- _Dataset extract_:

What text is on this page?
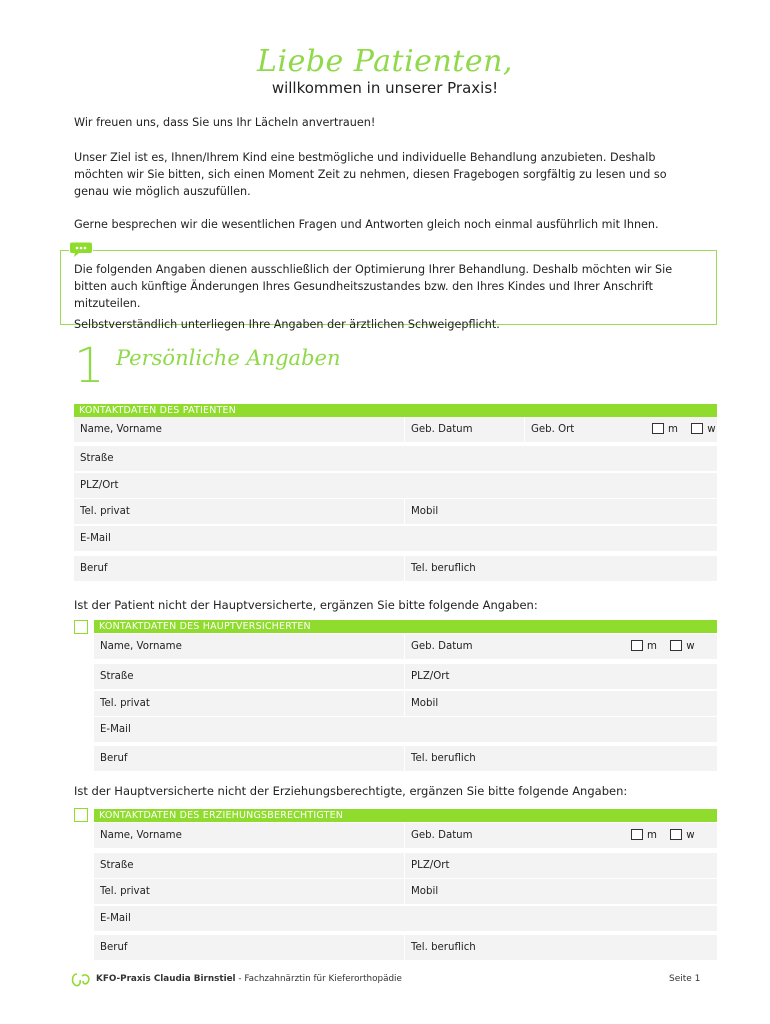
Liebe Patienten,
willkommen in unserer Praxis!
Wir freuen uns, dass Sie uns Ihr Lächeln anvertrauen!
Unser Ziel ist es, Ihnen/Ihrem Kind eine bestmögliche und individuelle Behandlung anzubieten. Deshalb möchten wir Sie bitten, sich einen Moment Zeit zu nehmen, diesen Fragebogen sorgfältig zu lesen und so genau wie möglich auszufüllen.
Gerne besprechen wir die wesentlichen Fragen und Antworten gleich noch einmal ausführlich mit Ihnen.
Die folgenden Angaben dienen ausschließlich der Optimierung Ihrer Behandlung. Deshalb möchten wir Sie bitten auch künftige Änderungen Ihres Gesundheitszustandes bzw. den Ihres Kindes und Ihrer Anschrift mitzuteilen.
Selbstverständlich unterliegen Ihre Angaben der ärztlichen Schweigepflicht.
1 Persönliche Angaben
KONTAKTDATEN DES PATIENTEN
Name, Vorname	Geb. Datum	Geb. Ort	m	w
Straße
PLZ/Ort
Tel. privat	Mobil
E-Mail
Beruf	Tel. beruflich
Ist der Patient nicht der Hauptversicherte, ergänzen Sie bitte folgende Angaben:
KONTAKTDATEN DES HAUPTVERSICHERTEN
Name, Vorname	Geb. Datum	m	w
Straße	PLZ/Ort
Tel. privat	Mobil
E-Mail
Beruf	Tel. beruflich
Ist der Hauptversicherte nicht der Erziehungsberechtigte, ergänzen Sie bitte folgende Angaben:
KONTAKTDATEN DES ERZIEHUNGSBERECHTIGTEN
Name, Vorname	Geb. Datum	m	w
Straße	PLZ/Ort
Tel. privat	Mobil
E-Mail
Beruf	Tel. beruflich
KFO-Praxis Claudia Birnstiel - Fachzahnärztin für Kieferorthopädie	Seite 1
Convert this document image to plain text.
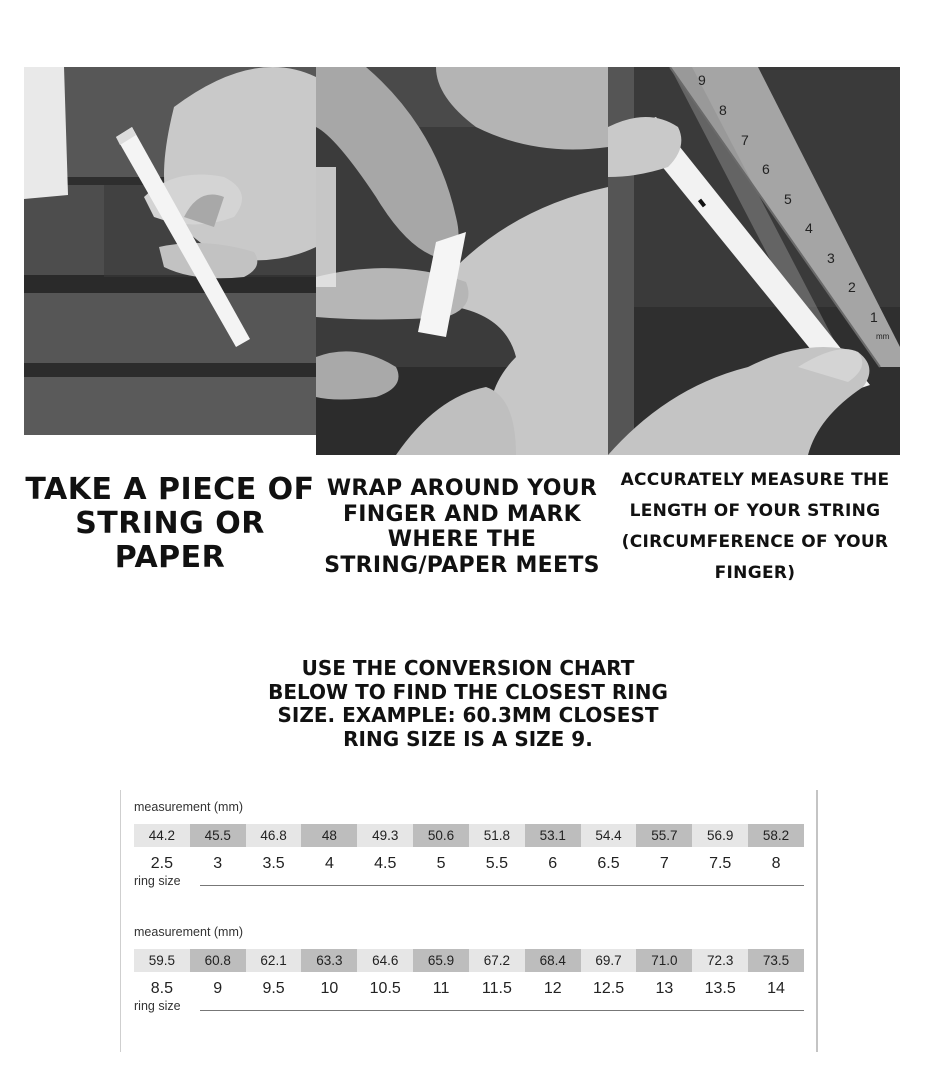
1
2
3
4
5
6
7
8
9
mm

TAKE A PIECE OF STRING OR PAPER

WRAP AROUND YOUR FINGER AND MARK WHERE THE STRING/PAPER MEETS

ACCURATELY MEASURE THE LENGTH OF YOUR STRING (CIRCUMFERENCE OF YOUR FINGER)

USE THE CONVERSION CHART BELOW TO FIND THE CLOSEST RING SIZE. EXAMPLE: 60.3MM CLOSEST RING SIZE IS A SIZE 9.

measurement (mm)
44.2	45.5	46.8	48	49.3	50.6	51.8	53.1	54.4	55.7	56.9	58.2
2.5	3	3.5	4	4.5	5	5.5	6	6.5	7	7.5	8
ring size
measurement (mm)
59.5	60.8	62.1	63.3	64.6	65.9	67.2	68.4	69.7	71.0	72.3	73.5
8.5	9	9.5	10	10.5	11	11.5	12	12.5	13	13.5	14
ring size
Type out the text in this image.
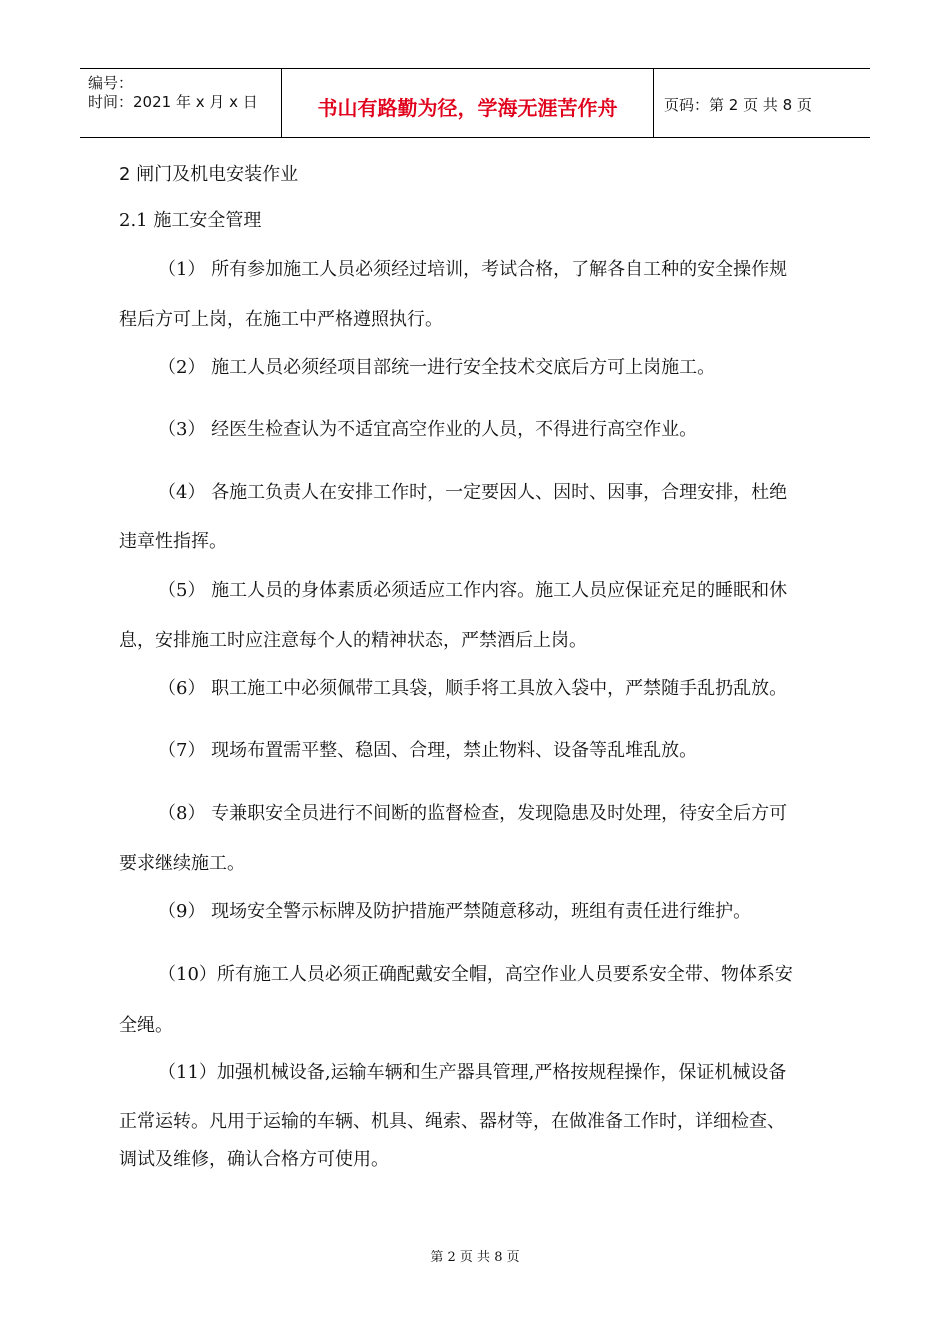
编号：
时间：2021 年 x 月 x 日	书山有路勤为径，学海无涯苦作舟	页码：第 2 页 共 8 页
2 闸门及机电安装作业
2.1 施工安全管理
（1） 所有参加施工人员必须经过培训，考试合格，了解各自工种的安全操作规
程后方可上岗，在施工中严格遵照执行。
（2） 施工人员必须经项目部统一进行安全技术交底后方可上岗施工。
（3） 经医生检查认为不适宜高空作业的人员，不得进行高空作业。
（4） 各施工负责人在安排工作时，一定要因人、因时、因事，合理安排，杜绝
违章性指挥。
（5） 施工人员的身体素质必须适应工作内容。施工人员应保证充足的睡眠和休
息，安排施工时应注意每个人的精神状态，严禁酒后上岗。
（6） 职工施工中必须佩带工具袋，顺手将工具放入袋中，严禁随手乱扔乱放。
（7） 现场布置需平整、稳固、合理，禁止物料、设备等乱堆乱放。
（8） 专兼职安全员进行不间断的监督检查，发现隐患及时处理，待安全后方可
要求继续施工。
（9） 现场安全警示标牌及防护措施严禁随意移动，班组有责任进行维护。
（10）所有施工人员必须正确配戴安全帽，高空作业人员要系安全带、物体系安
全绳。
（11）加强机械设备,运输车辆和生产器具管理,严格按规程操作，保证机械设备
正常运转。凡用于运输的车辆、机具、绳索、器材等，在做准备工作时，详细检查、
调试及维修，确认合格方可使用。
第 2 页 共 8 页
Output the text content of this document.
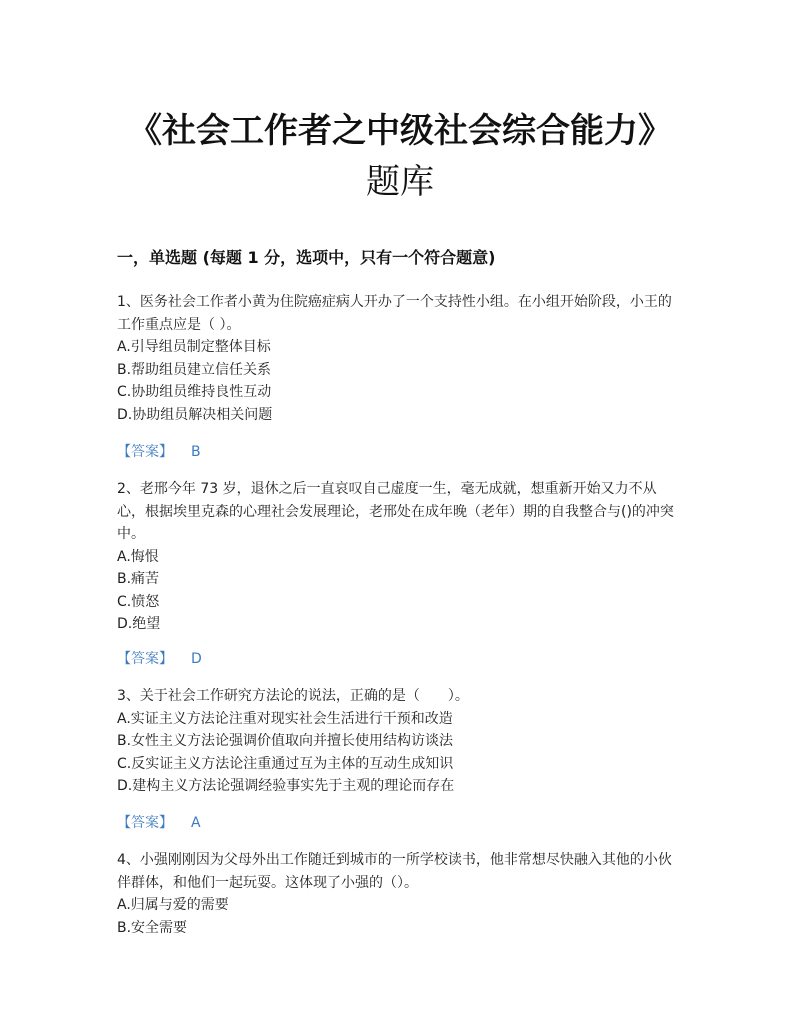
《社会工作者之中级社会综合能力》
题库
一，单选题 (每题 1 分，选项中，只有一个符合题意)

1、医务社会工作者小黄为住院癌症病人开办了一个支持性小组。在小组开始阶段，小王的工作重点应是（ ）。

A.引导组员制定整体目标
B.帮助组员建立信任关系
C.协助组员维持良性互动
D.协助组员解决相关问题
【答案】 B

2、老邢今年 73 岁，退休之后一直哀叹自己虚度一生，毫无成就，想重新开始又力不从心，根据埃里克森的心理社会发展理论，老邢处在成年晚（老年）期的自我整合与()的冲突中。

A.悔恨
B.痛苦
C.愤怒
D.绝望
【答案】 D

3、关于社会工作研究方法论的说法，正确的是（　　）。

A.实证主义方法论注重对现实社会生活进行干预和改造
B.女性主义方法论强调价值取向并擅长使用结构访谈法
C.反实证主义方法论注重通过互为主体的互动生成知识
D.建构主义方法论强调经验事实先于主观的理论而存在
【答案】 A

4、小强刚刚因为父母外出工作随迁到城市的一所学校读书，他非常想尽快融入其他的小伙伴群体，和他们一起玩耍。这体现了小强的（）。

A.归属与爱的需要
B.安全需要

- _Request_:
Copy out exactly the lines from the one with "Output the text content of this document." through the end of the listing, both ends included, omitting any picture.

- _Answer to this exercise_:
Output the text content of this document.
《社会工作者之中级社会综合能力》
题库
一，单选题 (每题 1 分，选项中，只有一个符合题意)

1、医务社会工作者小黄为住院癌症病人开办了一个支持性小组。在小组开始阶段，小王的工作重点应是（ ）。

A.引导组员制定整体目标
B.帮助组员建立信任关系
C.协助组员维持良性互动
D.协助组员解决相关问题
【答案】 B

2、老邢今年 73 岁，退休之后一直哀叹自己虚度一生，毫无成就，想重新开始又力不从心，根据埃里克森的心理社会发展理论，老邢处在成年晚（老年）期的自我整合与()的冲突中。

A.悔恨
B.痛苦
C.愤怒
D.绝望
【答案】 D

3、关于社会工作研究方法论的说法，正确的是（　　）。

A.实证主义方法论注重对现实社会生活进行干预和改造
B.女性主义方法论强调价值取向并擅长使用结构访谈法
C.反实证主义方法论注重通过互为主体的互动生成知识
D.建构主义方法论强调经验事实先于主观的理论而存在
【答案】 A

4、小强刚刚因为父母外出工作随迁到城市的一所学校读书，他非常想尽快融入其他的小伙伴群体，和他们一起玩耍。这体现了小强的（）。

A.归属与爱的需要
B.安全需要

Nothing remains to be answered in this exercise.